#### RECORDS FOR THE EXERCISE
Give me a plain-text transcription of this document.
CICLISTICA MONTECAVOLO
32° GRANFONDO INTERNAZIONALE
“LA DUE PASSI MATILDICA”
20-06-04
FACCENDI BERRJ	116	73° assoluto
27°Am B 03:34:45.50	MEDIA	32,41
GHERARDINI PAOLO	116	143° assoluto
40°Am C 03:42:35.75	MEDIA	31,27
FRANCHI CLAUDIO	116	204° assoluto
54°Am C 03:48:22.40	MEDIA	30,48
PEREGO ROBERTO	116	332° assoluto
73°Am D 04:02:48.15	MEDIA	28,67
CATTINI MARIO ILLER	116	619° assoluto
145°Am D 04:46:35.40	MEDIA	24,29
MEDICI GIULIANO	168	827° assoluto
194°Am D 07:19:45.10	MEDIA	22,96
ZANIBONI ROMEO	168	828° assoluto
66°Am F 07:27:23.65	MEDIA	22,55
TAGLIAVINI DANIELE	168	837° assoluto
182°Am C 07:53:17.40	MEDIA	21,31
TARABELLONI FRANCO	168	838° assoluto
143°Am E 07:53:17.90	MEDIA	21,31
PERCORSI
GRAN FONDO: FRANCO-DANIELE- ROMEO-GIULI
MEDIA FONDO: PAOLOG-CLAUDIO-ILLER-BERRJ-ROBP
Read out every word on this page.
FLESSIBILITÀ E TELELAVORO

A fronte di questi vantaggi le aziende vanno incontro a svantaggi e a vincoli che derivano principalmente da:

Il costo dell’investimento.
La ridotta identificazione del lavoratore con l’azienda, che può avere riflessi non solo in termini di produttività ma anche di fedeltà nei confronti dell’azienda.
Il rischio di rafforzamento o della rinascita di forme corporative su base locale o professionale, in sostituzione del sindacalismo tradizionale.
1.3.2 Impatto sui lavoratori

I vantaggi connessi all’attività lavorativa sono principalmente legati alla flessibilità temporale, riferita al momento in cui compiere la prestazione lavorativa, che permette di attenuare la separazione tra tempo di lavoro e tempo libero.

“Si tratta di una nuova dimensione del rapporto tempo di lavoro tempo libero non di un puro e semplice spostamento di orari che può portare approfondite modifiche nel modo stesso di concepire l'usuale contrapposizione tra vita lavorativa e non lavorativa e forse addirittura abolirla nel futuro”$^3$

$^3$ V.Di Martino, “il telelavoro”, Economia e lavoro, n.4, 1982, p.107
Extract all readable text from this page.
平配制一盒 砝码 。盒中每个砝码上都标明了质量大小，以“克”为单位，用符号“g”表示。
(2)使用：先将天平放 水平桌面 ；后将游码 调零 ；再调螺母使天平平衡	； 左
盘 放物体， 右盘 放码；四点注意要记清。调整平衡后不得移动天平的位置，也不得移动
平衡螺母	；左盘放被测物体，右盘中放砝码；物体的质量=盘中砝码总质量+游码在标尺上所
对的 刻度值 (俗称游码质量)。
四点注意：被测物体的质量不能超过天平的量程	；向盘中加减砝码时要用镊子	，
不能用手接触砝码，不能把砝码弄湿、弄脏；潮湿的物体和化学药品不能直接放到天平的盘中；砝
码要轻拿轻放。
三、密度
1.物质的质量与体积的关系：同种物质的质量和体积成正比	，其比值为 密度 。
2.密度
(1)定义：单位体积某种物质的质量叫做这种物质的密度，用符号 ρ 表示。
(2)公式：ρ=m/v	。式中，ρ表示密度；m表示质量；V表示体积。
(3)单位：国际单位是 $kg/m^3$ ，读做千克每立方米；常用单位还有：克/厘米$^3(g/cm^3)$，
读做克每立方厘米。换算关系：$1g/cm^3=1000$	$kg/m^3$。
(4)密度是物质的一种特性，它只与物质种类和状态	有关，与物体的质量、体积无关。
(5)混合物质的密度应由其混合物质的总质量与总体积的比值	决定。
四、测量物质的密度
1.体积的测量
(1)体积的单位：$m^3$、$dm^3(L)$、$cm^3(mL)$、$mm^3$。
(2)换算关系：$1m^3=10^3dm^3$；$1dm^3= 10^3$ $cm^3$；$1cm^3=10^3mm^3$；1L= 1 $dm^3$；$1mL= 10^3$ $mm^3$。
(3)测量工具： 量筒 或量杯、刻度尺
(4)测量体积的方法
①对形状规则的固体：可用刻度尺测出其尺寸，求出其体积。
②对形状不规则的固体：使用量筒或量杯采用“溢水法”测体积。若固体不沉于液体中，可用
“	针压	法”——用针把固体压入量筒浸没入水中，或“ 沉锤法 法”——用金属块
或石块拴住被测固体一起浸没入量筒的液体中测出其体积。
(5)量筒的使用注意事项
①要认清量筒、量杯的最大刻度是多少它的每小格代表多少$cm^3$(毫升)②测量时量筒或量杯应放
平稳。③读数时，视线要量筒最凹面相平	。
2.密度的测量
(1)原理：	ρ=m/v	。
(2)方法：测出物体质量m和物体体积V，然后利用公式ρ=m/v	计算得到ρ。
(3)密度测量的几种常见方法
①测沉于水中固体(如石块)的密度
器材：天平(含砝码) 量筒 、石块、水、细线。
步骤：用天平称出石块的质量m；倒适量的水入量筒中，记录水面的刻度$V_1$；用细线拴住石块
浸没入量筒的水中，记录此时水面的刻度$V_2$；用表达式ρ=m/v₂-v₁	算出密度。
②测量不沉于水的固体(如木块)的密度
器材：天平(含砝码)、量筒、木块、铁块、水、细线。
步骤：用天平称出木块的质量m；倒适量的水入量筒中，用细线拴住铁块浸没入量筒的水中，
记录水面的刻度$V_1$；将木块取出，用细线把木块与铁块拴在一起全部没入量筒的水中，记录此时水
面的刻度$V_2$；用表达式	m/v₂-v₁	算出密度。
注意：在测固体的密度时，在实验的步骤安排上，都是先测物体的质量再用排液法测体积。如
########
▶ _EXERCISE AIM_
Give only the number of lines in the data that hold the word "this".

▶ _TASK RESPONSE_
3